--- Begin Task data ---

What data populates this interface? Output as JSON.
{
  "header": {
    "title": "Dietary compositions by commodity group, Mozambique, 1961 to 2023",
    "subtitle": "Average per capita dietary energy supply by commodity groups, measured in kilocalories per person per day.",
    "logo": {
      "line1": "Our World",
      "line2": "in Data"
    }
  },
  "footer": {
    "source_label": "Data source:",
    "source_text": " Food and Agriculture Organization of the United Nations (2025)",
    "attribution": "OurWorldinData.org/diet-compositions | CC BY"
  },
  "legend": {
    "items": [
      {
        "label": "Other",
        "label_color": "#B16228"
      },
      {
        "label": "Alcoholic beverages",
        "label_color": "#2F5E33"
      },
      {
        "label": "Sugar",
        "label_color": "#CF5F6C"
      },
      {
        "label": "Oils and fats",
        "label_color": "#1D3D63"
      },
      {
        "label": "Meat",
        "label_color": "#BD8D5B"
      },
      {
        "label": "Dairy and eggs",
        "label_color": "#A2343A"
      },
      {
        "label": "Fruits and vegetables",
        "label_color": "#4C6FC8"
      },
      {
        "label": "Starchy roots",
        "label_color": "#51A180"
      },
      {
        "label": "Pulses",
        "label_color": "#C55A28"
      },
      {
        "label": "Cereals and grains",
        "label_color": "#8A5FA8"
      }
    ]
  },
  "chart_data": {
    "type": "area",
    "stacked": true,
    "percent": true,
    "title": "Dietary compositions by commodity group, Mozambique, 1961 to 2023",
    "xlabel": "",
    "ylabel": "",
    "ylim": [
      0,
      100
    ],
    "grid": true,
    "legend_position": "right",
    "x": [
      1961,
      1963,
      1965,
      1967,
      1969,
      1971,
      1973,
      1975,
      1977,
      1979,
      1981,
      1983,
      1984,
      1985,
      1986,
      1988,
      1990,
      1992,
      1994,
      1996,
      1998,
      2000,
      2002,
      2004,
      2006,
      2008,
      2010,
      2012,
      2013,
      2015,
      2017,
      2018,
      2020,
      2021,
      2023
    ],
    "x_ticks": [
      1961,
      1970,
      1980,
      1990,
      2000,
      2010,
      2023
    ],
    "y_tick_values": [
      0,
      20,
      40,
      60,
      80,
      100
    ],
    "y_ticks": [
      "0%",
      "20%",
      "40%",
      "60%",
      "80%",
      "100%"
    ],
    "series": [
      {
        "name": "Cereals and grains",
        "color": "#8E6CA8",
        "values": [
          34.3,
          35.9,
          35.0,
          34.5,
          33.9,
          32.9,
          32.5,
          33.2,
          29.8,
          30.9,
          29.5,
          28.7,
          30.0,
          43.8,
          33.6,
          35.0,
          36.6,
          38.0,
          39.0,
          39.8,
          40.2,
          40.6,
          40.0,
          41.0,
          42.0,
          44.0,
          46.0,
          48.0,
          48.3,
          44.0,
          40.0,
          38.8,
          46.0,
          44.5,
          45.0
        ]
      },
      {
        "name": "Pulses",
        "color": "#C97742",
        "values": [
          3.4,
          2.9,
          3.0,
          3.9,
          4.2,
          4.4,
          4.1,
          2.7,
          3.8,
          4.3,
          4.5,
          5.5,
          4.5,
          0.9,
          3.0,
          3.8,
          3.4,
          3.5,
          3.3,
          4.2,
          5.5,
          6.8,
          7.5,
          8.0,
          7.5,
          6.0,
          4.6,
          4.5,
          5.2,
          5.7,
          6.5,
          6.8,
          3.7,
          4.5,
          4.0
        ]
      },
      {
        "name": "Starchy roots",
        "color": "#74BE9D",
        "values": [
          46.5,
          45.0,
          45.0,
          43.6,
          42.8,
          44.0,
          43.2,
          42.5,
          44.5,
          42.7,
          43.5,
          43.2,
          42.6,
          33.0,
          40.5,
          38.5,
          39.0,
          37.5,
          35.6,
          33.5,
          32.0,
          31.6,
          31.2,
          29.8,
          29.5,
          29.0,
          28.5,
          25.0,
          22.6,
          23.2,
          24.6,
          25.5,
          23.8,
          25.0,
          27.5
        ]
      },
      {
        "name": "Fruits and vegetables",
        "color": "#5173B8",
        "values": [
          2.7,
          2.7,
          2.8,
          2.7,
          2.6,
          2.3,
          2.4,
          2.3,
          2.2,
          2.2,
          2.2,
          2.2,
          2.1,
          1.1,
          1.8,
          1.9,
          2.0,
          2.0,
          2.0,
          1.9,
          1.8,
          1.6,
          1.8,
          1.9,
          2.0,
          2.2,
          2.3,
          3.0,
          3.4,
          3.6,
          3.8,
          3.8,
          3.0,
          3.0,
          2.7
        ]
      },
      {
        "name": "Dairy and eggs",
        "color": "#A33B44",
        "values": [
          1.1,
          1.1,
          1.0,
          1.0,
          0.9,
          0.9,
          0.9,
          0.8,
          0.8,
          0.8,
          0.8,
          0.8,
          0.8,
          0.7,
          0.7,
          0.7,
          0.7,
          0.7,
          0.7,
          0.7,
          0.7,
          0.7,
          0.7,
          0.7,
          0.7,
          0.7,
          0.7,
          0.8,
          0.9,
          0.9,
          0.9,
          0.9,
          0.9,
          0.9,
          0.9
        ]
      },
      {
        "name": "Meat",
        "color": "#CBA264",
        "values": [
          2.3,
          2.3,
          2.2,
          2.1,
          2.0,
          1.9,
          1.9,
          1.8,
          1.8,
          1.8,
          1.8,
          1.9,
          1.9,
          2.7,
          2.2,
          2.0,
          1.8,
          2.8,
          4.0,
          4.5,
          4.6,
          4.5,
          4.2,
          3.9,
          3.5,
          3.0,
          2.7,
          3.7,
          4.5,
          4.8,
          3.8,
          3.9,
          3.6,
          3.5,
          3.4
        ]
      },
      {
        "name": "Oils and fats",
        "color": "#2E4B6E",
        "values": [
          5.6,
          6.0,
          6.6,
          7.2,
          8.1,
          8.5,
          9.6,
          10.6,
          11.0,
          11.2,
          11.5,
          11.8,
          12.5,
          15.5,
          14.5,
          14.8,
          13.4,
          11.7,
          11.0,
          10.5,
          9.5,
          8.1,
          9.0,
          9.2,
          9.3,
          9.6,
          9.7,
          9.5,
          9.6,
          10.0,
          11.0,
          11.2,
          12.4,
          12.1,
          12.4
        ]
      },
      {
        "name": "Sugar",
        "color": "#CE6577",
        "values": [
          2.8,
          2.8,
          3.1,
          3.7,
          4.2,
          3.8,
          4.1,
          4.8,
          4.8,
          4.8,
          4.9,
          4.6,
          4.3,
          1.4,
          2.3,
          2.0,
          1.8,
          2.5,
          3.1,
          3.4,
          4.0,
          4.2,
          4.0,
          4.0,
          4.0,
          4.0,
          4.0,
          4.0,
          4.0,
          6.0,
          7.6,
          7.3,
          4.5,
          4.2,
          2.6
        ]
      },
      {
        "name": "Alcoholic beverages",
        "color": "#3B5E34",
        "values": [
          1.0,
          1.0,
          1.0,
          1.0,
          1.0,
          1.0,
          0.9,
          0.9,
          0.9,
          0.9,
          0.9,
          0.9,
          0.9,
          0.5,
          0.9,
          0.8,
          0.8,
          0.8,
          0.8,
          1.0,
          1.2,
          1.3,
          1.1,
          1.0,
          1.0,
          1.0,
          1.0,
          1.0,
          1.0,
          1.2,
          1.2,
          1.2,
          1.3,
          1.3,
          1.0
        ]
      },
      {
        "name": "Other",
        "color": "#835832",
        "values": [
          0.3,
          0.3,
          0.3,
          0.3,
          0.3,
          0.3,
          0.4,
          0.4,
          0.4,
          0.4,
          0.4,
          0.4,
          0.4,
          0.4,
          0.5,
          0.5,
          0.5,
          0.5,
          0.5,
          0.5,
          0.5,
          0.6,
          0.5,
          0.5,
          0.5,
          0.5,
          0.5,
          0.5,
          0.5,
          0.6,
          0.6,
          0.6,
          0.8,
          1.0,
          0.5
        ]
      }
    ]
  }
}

--- End Task data ---

The problem: Return the lines of the records that include the string "fats".

Exercise output:
        "label": "Oils and fats",
        "name": "Oils and fats",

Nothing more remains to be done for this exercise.